- [Exercise description]: Will you extract the entries word for word? Images should not appear in the copy.

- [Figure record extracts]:
----
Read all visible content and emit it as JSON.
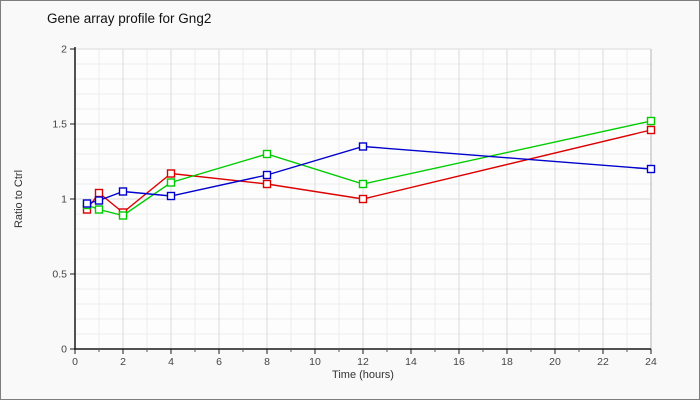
{
  "chart": {
    "title": "Gene array profile for Gng2",
    "xlabel": "Time (hours)",
    "ylabel": "Ratio to Ctrl"
  },
  "chart_data": {
    "type": "line",
    "title": "Gene array profile for Gng2",
    "xlabel": "Time (hours)",
    "ylabel": "Ratio to Ctrl",
    "x": [
      0.5,
      1,
      2,
      4,
      8,
      12,
      24
    ],
    "series": [
      {
        "name": "red-series",
        "color": "#dd0000",
        "values": [
          0.93,
          1.04,
          0.91,
          1.17,
          1.1,
          1.0,
          1.46
        ]
      },
      {
        "name": "green-series",
        "color": "#00cc00",
        "values": [
          0.96,
          0.93,
          0.89,
          1.11,
          1.3,
          1.1,
          1.52
        ]
      },
      {
        "name": "blue-series",
        "color": "#0000cc",
        "values": [
          0.97,
          0.99,
          1.05,
          1.02,
          1.16,
          1.35,
          1.2
        ]
      }
    ],
    "xlim": [
      0,
      24
    ],
    "ylim": [
      0,
      2
    ],
    "x_major_ticks": [
      0,
      2,
      4,
      6,
      8,
      10,
      12,
      14,
      16,
      18,
      20,
      22,
      24
    ],
    "x_minor_step": 1,
    "y_major_ticks": [
      0,
      0.5,
      1,
      1.5,
      2
    ],
    "y_minor_step": 0.1,
    "grid": true,
    "legend": "none",
    "marker": "open-square",
    "colors": {
      "axis": "#1a1a1a",
      "grid_major": "#dcdcdc",
      "grid_minor": "#ededed",
      "grid_right_edge": "#b5b5b5",
      "tick_label": "#444444",
      "plot_bg": "#fdfdfd"
    }
  }
}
----
- [Answer]:
Read all visible content and emit it as JSON.
{
  "chart": {
    "title": "Gene array profile for Gng2",
    "xlabel": "Time (hours)",
    "ylabel": "Ratio to Ctrl"
  },
  "chart_data": {
    "type": "line",
    "title": "Gene array profile for Gng2",
    "xlabel": "Time (hours)",
    "ylabel": "Ratio to Ctrl",
    "x": [
      0.5,
      1,
      2,
      4,
      8,
      12,
      24
    ],
    "series": [
      {
        "name": "red-series",
        "color": "#dd0000",
        "values": [
          0.93,
          1.04,
          0.91,
          1.17,
          1.1,
          1.0,
          1.46
        ]
      },
      {
        "name": "green-series",
        "color": "#00cc00",
        "values": [
          0.96,
          0.93,
          0.89,
          1.11,
          1.3,
          1.1,
          1.52
        ]
      },
      {
        "name": "blue-series",
        "color": "#0000cc",
        "values": [
          0.97,
          0.99,
          1.05,
          1.02,
          1.16,
          1.35,
          1.2
        ]
      }
    ],
    "xlim": [
      0,
      24
    ],
    "ylim": [
      0,
      2
    ],
    "x_major_ticks": [
      0,
      2,
      4,
      6,
      8,
      10,
      12,
      14,
      16,
      18,
      20,
      22,
      24
    ],
    "x_minor_step": 1,
    "y_major_ticks": [
      0,
      0.5,
      1,
      1.5,
      2
    ],
    "y_minor_step": 0.1,
    "grid": true,
    "legend": "none",
    "marker": "open-square",
    "colors": {
      "axis": "#1a1a1a",
      "grid_major": "#dcdcdc",
      "grid_minor": "#ededed",
      "grid_right_edge": "#b5b5b5",
      "tick_label": "#444444",
      "plot_bg": "#fdfdfd"
    }
  }
}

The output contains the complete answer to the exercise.